(Labeled region entries)
— Start —

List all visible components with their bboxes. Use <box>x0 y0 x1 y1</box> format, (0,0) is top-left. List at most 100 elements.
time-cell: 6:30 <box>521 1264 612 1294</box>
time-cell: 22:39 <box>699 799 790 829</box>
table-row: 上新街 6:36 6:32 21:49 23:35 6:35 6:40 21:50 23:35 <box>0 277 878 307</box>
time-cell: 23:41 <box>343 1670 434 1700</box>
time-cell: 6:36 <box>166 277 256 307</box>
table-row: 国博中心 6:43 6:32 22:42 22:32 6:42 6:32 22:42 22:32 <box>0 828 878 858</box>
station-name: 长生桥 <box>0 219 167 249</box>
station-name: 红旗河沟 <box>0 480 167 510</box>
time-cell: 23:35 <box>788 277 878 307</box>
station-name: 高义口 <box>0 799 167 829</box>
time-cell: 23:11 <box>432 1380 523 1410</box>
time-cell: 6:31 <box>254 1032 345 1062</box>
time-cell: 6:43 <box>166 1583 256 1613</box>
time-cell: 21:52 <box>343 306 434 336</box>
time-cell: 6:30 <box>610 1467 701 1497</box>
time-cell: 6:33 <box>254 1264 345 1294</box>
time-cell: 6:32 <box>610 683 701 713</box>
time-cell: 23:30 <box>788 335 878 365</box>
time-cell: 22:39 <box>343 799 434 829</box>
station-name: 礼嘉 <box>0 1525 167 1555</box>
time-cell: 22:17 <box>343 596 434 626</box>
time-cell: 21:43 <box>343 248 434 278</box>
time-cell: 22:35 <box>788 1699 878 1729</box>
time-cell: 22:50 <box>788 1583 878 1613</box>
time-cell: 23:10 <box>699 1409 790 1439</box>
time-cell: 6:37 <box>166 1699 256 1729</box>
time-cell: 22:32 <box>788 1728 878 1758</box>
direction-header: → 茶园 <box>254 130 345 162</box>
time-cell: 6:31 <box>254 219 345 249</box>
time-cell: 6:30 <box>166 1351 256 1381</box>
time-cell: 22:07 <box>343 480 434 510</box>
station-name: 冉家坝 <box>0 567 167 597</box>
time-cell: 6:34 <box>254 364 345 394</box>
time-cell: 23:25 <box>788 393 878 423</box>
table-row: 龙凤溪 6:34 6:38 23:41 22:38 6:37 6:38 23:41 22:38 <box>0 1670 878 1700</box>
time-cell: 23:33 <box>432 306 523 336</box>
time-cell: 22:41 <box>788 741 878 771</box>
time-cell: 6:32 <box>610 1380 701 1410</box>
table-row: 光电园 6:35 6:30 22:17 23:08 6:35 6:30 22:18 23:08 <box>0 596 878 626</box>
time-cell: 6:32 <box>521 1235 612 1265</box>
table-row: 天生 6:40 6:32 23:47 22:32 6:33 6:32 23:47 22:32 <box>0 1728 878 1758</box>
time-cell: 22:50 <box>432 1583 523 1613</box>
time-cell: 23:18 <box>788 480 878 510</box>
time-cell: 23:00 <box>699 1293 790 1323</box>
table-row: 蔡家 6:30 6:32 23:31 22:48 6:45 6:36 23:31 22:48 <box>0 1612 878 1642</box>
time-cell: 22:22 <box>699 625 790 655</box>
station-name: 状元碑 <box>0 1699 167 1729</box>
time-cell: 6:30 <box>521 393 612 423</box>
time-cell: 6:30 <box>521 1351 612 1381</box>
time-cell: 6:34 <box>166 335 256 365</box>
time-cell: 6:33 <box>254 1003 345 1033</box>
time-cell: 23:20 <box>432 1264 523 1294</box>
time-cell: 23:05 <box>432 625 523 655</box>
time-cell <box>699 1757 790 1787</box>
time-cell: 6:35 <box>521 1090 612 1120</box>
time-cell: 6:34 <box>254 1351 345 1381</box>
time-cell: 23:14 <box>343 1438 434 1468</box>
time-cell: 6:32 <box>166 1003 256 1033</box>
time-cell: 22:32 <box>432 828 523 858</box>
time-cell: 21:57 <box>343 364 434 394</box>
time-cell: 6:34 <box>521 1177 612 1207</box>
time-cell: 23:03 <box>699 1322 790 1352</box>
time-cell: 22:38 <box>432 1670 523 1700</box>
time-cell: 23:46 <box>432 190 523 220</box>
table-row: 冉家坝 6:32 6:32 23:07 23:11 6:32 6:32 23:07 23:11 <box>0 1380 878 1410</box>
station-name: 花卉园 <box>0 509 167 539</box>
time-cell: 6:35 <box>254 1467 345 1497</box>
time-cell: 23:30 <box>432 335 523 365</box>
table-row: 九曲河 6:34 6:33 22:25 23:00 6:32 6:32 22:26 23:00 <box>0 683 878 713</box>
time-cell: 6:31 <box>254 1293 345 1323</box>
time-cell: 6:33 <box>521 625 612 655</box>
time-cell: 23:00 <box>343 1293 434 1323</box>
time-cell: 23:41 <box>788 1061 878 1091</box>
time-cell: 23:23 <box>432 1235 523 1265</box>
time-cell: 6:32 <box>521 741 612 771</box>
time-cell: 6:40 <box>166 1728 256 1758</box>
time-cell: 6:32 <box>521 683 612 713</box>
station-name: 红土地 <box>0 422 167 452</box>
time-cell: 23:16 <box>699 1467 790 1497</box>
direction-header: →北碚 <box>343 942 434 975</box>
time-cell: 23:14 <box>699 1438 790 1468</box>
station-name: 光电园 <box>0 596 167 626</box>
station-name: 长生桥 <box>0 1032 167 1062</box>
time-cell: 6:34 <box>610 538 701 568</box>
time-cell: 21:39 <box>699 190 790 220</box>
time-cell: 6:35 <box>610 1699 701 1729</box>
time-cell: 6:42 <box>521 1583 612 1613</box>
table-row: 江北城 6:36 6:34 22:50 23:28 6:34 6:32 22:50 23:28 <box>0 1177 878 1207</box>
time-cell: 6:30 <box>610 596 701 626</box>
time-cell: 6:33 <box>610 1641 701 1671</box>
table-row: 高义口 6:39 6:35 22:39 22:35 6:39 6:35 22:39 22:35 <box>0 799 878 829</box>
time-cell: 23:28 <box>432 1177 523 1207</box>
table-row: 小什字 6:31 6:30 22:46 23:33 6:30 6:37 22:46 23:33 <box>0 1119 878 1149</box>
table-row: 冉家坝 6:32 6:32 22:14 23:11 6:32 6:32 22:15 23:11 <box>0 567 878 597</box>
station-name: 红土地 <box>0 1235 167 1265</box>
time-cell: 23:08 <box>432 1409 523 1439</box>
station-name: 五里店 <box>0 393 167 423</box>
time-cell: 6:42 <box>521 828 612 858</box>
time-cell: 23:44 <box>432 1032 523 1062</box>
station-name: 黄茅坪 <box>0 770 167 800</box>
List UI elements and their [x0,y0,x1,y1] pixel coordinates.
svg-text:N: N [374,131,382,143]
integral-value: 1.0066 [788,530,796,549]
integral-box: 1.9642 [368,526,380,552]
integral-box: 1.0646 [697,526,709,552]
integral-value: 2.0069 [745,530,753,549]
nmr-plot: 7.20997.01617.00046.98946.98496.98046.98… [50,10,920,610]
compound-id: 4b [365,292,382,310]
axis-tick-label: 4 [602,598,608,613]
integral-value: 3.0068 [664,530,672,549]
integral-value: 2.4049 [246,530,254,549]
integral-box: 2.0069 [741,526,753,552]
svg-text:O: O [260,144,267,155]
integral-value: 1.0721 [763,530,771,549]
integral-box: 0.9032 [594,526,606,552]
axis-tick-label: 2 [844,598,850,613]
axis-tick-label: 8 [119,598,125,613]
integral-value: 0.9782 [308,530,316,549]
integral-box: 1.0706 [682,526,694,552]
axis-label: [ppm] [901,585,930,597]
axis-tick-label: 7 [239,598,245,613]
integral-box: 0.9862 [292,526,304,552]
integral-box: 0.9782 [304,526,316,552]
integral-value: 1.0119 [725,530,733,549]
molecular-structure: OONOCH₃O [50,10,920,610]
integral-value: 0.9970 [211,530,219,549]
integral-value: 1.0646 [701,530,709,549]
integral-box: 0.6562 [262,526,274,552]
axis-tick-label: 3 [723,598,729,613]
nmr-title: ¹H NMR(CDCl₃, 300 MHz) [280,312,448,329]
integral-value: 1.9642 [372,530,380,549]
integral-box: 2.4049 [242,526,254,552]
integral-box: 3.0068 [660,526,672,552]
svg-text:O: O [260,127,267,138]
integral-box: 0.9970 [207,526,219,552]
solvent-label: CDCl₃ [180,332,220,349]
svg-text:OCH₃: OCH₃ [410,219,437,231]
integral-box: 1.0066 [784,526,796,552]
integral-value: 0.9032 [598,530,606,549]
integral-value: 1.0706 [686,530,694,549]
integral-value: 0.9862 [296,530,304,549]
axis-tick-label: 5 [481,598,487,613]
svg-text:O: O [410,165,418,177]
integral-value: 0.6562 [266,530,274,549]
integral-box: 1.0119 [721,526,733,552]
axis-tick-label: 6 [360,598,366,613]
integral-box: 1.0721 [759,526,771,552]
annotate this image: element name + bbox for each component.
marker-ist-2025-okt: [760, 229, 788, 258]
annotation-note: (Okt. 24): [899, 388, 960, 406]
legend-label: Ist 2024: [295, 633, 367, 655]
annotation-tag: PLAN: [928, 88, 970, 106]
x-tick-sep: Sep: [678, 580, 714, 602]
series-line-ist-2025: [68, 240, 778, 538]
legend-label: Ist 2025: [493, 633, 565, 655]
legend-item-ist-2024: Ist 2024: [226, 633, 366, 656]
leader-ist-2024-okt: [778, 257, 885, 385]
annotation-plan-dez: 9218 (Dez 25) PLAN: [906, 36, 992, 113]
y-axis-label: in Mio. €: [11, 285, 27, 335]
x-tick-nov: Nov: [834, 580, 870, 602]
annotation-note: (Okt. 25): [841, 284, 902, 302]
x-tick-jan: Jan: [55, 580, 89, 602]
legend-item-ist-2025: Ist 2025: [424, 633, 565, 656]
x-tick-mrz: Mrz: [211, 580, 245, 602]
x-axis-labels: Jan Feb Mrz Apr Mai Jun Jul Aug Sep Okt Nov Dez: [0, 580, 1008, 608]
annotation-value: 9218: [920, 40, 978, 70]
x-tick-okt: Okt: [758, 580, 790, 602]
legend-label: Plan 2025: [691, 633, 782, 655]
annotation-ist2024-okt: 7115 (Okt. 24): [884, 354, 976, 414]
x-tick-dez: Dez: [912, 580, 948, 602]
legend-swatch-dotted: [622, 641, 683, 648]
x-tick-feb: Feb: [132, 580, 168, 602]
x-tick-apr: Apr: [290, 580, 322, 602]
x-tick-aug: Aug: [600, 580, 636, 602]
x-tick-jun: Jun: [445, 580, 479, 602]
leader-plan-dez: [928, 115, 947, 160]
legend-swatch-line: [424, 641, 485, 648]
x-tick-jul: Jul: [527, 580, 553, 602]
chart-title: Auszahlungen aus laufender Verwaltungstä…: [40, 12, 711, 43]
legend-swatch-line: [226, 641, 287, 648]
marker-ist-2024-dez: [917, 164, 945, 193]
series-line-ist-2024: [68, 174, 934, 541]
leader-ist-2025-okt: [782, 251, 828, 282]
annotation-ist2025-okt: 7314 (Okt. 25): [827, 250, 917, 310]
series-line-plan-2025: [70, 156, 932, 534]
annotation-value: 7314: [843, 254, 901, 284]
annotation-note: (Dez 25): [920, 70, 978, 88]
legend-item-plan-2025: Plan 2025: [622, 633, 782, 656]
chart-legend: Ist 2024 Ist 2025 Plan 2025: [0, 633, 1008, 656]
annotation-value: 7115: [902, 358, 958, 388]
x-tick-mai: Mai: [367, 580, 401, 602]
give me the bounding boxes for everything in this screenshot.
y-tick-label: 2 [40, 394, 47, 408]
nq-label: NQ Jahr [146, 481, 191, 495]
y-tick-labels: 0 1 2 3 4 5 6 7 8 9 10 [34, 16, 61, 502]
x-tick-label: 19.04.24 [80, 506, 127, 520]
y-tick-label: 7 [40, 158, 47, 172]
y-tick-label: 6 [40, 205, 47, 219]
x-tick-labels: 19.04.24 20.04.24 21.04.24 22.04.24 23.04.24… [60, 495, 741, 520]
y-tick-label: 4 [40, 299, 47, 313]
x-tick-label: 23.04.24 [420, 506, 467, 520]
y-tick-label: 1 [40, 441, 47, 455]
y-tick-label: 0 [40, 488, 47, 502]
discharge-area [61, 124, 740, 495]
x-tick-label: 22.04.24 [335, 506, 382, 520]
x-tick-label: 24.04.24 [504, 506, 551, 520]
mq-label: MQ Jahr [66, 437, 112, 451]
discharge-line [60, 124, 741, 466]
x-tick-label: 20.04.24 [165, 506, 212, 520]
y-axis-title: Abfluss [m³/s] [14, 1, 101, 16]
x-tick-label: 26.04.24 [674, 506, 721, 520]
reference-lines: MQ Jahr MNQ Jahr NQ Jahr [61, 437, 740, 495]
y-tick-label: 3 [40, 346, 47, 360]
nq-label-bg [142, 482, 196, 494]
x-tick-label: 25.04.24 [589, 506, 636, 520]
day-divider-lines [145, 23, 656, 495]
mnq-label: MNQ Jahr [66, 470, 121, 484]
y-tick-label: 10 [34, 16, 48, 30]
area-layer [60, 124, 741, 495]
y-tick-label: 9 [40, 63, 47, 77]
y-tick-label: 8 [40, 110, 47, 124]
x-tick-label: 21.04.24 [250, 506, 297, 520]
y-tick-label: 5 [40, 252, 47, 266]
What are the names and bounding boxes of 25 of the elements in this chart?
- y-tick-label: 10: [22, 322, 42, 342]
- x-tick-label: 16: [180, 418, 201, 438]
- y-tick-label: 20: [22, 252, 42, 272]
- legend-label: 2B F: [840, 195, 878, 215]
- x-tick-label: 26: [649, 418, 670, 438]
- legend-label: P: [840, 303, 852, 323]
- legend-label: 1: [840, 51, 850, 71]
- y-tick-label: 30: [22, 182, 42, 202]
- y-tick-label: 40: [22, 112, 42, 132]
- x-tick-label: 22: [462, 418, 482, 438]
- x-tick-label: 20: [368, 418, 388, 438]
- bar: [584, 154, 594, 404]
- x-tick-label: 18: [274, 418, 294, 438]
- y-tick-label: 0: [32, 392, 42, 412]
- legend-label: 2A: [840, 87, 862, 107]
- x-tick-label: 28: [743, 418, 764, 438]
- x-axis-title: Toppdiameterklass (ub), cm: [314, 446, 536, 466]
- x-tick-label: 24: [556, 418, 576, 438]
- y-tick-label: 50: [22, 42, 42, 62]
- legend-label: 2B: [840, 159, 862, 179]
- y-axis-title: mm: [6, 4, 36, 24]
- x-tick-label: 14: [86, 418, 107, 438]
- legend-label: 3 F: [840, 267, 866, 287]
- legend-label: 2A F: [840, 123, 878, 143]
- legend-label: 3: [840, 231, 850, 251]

— End —

Update the records from their start through the line containing "time-cell: 6:30 <box>166 1351 256 1381</box>" by replacing "station-name" with "stop-name", leaving everything else unchanged, and give back only those lines.

List all visible components with their bboxes. Use <box>x0 y0 x1 y1</box> format, (0,0) is top-left. List at most 100 elements.
time-cell: 6:30 <box>521 1264 612 1294</box>
time-cell: 22:39 <box>699 799 790 829</box>
table-row: 上新街 6:36 6:32 21:49 23:35 6:35 6:40 21:50 23:35 <box>0 277 878 307</box>
time-cell: 23:41 <box>343 1670 434 1700</box>
time-cell: 6:36 <box>166 277 256 307</box>
table-row: 国博中心 6:43 6:32 22:42 22:32 6:42 6:32 22:42 22:32 <box>0 828 878 858</box>
stop-name: 长生桥 <box>0 219 167 249</box>
stop-name: 红旗河沟 <box>0 480 167 510</box>
time-cell: 23:35 <box>788 277 878 307</box>
stop-name: 高义口 <box>0 799 167 829</box>
time-cell: 23:11 <box>432 1380 523 1410</box>
time-cell: 6:31 <box>254 1032 345 1062</box>
time-cell: 6:43 <box>166 1583 256 1613</box>
time-cell: 21:52 <box>343 306 434 336</box>
time-cell: 6:30 <box>610 1467 701 1497</box>
time-cell: 6:33 <box>254 1264 345 1294</box>
time-cell: 6:32 <box>610 683 701 713</box>
time-cell: 23:30 <box>788 335 878 365</box>
time-cell: 22:39 <box>343 799 434 829</box>
stop-name: 礼嘉 <box>0 1525 167 1555</box>
time-cell: 22:17 <box>343 596 434 626</box>
time-cell: 21:43 <box>343 248 434 278</box>
time-cell: 22:35 <box>788 1699 878 1729</box>
time-cell: 22:50 <box>788 1583 878 1613</box>
time-cell: 23:10 <box>699 1409 790 1439</box>
time-cell: 6:37 <box>166 1699 256 1729</box>
time-cell: 22:32 <box>788 1728 878 1758</box>
direction-header: → 茶园 <box>254 130 345 162</box>
time-cell: 6:31 <box>254 219 345 249</box>
time-cell: 6:30 <box>166 1351 256 1381</box>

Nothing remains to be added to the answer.